Report how many lines hold the word "Level"; answer with the number alone.

══════════════════════════════

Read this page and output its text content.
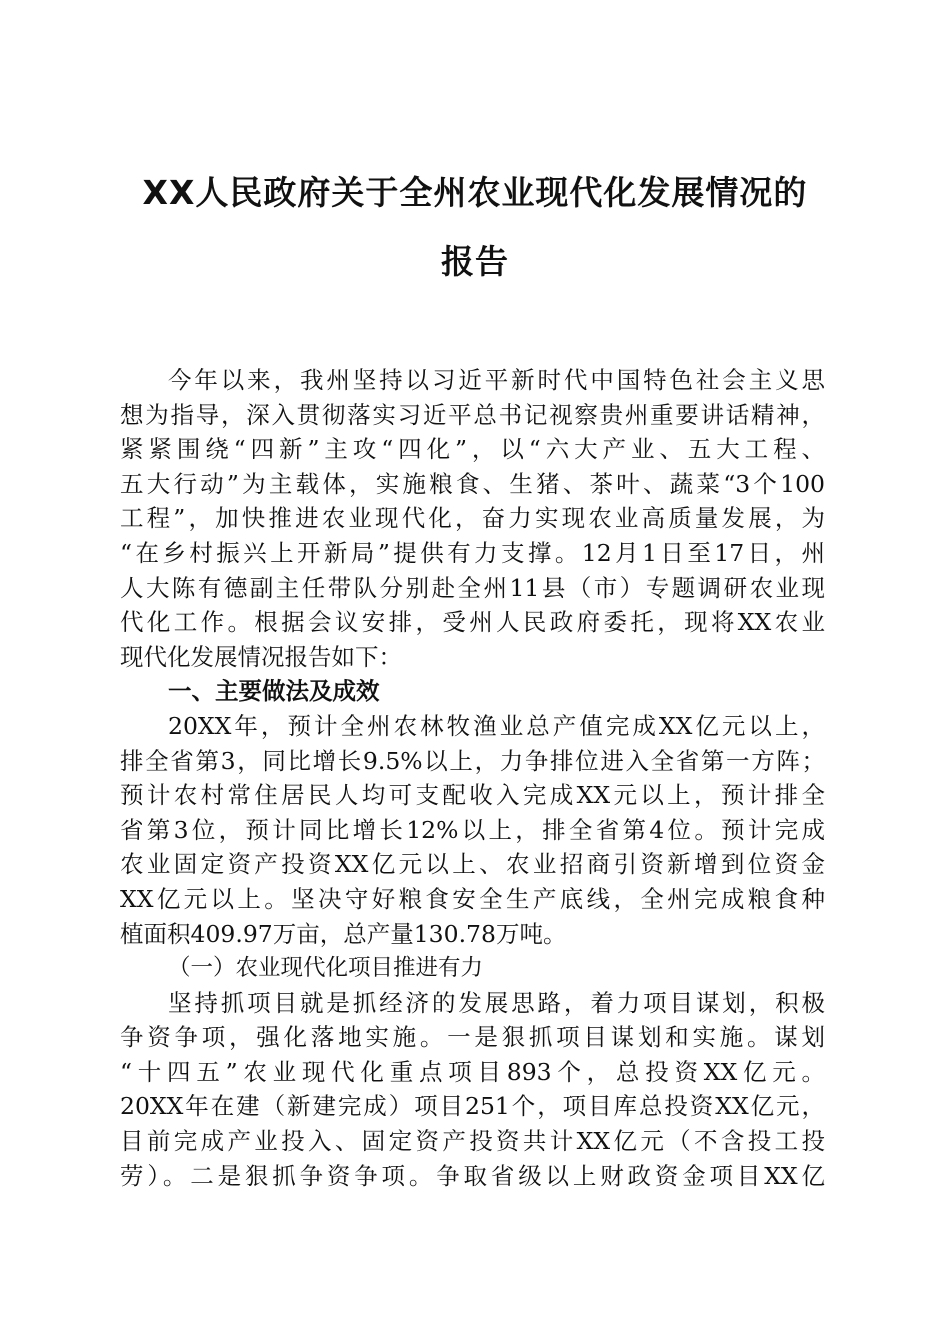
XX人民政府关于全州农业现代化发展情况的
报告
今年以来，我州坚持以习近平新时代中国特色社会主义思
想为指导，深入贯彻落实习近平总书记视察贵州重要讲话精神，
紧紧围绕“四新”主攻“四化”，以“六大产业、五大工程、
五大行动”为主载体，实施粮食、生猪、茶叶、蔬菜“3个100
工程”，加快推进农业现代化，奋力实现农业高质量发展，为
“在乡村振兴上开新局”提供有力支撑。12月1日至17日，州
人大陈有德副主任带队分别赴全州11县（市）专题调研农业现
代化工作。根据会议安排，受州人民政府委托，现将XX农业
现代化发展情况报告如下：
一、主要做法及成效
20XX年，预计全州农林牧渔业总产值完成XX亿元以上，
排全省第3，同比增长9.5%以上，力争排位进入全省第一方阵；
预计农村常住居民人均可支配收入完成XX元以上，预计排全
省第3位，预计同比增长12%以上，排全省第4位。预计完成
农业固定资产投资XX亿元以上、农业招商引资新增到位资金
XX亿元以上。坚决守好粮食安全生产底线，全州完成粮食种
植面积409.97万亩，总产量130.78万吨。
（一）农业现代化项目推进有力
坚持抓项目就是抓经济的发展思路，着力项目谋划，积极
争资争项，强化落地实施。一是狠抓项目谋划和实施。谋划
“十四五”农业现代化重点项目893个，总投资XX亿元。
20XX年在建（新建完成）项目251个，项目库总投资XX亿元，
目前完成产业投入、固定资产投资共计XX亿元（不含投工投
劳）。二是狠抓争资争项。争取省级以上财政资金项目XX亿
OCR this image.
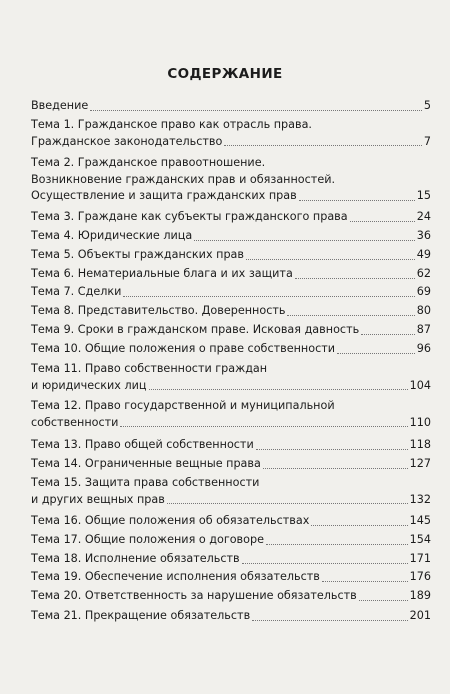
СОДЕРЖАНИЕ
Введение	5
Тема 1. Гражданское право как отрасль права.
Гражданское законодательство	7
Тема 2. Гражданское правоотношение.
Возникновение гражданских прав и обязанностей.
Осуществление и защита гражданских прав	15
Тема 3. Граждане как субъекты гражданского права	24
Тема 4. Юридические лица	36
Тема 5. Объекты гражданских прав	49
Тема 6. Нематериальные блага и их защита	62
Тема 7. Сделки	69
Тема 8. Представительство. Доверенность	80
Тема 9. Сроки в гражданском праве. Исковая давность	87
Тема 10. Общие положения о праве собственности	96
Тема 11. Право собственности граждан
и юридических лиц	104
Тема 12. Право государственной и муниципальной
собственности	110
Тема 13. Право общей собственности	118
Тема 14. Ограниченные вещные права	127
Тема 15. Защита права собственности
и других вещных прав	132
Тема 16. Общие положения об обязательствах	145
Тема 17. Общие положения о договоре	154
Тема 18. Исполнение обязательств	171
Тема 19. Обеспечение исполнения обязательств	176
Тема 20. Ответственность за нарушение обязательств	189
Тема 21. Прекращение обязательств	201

══════════════════════════════

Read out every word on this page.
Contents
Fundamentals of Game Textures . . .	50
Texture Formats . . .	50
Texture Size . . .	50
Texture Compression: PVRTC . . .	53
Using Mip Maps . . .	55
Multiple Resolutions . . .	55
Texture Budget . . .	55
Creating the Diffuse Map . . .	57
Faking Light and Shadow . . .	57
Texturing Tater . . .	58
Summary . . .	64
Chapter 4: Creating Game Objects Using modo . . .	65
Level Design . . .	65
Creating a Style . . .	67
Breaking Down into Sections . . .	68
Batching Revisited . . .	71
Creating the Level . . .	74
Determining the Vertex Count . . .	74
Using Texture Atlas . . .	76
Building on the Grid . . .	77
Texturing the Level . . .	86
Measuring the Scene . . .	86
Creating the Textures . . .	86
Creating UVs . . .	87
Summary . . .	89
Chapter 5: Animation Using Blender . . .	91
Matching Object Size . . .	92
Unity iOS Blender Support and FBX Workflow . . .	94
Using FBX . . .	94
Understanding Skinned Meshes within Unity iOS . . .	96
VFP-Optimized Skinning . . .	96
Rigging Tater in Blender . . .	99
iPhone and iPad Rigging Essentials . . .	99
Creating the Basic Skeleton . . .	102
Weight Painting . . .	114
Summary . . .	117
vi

══════════════════════════════

> [Final answer] 3